● SHORT PROBLEM
The exercise asks for every line of the data to be reproduced exactly.
begin
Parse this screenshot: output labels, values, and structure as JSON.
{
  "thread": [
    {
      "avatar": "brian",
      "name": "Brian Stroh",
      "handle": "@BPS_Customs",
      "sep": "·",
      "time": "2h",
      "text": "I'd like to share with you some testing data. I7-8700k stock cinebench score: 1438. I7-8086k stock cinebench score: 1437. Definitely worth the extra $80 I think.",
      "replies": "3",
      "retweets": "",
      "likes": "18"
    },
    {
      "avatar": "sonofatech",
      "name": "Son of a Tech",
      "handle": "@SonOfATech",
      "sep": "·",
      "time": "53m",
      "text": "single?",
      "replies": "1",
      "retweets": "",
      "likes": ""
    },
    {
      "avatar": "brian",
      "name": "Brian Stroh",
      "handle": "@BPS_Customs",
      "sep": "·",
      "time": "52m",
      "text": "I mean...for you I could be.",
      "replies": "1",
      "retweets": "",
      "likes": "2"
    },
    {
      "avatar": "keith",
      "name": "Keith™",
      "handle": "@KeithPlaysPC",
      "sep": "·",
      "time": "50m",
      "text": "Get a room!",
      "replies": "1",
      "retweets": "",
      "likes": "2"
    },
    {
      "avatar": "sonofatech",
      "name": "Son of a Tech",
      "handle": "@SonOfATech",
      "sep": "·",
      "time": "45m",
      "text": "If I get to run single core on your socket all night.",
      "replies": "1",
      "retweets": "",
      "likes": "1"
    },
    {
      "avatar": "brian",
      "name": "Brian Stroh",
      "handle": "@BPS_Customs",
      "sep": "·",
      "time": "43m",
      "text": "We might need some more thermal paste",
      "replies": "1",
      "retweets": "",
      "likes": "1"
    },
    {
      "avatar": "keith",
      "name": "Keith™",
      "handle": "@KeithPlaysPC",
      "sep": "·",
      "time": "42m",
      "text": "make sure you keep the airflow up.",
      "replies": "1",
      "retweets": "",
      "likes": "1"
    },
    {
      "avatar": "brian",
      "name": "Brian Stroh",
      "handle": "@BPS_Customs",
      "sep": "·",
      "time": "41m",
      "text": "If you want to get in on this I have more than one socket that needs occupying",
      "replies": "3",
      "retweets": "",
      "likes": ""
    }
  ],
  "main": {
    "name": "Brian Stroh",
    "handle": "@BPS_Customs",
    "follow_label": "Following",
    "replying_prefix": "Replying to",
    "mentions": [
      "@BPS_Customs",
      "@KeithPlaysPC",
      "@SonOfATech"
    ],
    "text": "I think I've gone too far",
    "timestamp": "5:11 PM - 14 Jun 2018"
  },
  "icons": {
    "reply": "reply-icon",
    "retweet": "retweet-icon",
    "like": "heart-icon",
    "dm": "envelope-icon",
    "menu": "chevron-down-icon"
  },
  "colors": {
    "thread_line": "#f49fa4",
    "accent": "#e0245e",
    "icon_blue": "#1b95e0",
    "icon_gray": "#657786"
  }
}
end
● TASK SOLUTION
Parse this screenshot: output labels, values, and structure as JSON.
{
  "thread": [
    {
      "avatar": "brian",
      "name": "Brian Stroh",
      "handle": "@BPS_Customs",
      "sep": "·",
      "time": "2h",
      "text": "I'd like to share with you some testing data. I7-8700k stock cinebench score: 1438. I7-8086k stock cinebench score: 1437. Definitely worth the extra $80 I think.",
      "replies": "3",
      "retweets": "",
      "likes": "18"
    },
    {
      "avatar": "sonofatech",
      "name": "Son of a Tech",
      "handle": "@SonOfATech",
      "sep": "·",
      "time": "53m",
      "text": "single?",
      "replies": "1",
      "retweets": "",
      "likes": ""
    },
    {
      "avatar": "brian",
      "name": "Brian Stroh",
      "handle": "@BPS_Customs",
      "sep": "·",
      "time": "52m",
      "text": "I mean...for you I could be.",
      "replies": "1",
      "retweets": "",
      "likes": "2"
    },
    {
      "avatar": "keith",
      "name": "Keith™",
      "handle": "@KeithPlaysPC",
      "sep": "·",
      "time": "50m",
      "text": "Get a room!",
      "replies": "1",
      "retweets": "",
      "likes": "2"
    },
    {
      "avatar": "sonofatech",
      "name": "Son of a Tech",
      "handle": "@SonOfATech",
      "sep": "·",
      "time": "45m",
      "text": "If I get to run single core on your socket all night.",
      "replies": "1",
      "retweets": "",
      "likes": "1"
    },
    {
      "avatar": "brian",
      "name": "Brian Stroh",
      "handle": "@BPS_Customs",
      "sep": "·",
      "time": "43m",
      "text": "We might need some more thermal paste",
      "replies": "1",
      "retweets": "",
      "likes": "1"
    },
    {
      "avatar": "keith",
      "name": "Keith™",
      "handle": "@KeithPlaysPC",
      "sep": "·",
      "time": "42m",
      "text": "make sure you keep the airflow up.",
      "replies": "1",
      "retweets": "",
      "likes": "1"
    },
    {
      "avatar": "brian",
      "name": "Brian Stroh",
      "handle": "@BPS_Customs",
      "sep": "·",
      "time": "41m",
      "text": "If you want to get in on this I have more than one socket that needs occupying",
      "replies": "3",
      "retweets": "",
      "likes": ""
    }
  ],
  "main": {
    "name": "Brian Stroh",
    "handle": "@BPS_Customs",
    "follow_label": "Following",
    "replying_prefix": "Replying to",
    "mentions": [
      "@BPS_Customs",
      "@KeithPlaysPC",
      "@SonOfATech"
    ],
    "text": "I think I've gone too far",
    "timestamp": "5:11 PM - 14 Jun 2018"
  },
  "icons": {
    "reply": "reply-icon",
    "retweet": "retweet-icon",
    "like": "heart-icon",
    "dm": "envelope-icon",
    "menu": "chevron-down-icon"
  },
  "colors": {
    "thread_line": "#f49fa4",
    "accent": "#e0245e",
    "icon_blue": "#1b95e0",
    "icon_gray": "#657786"
  }
}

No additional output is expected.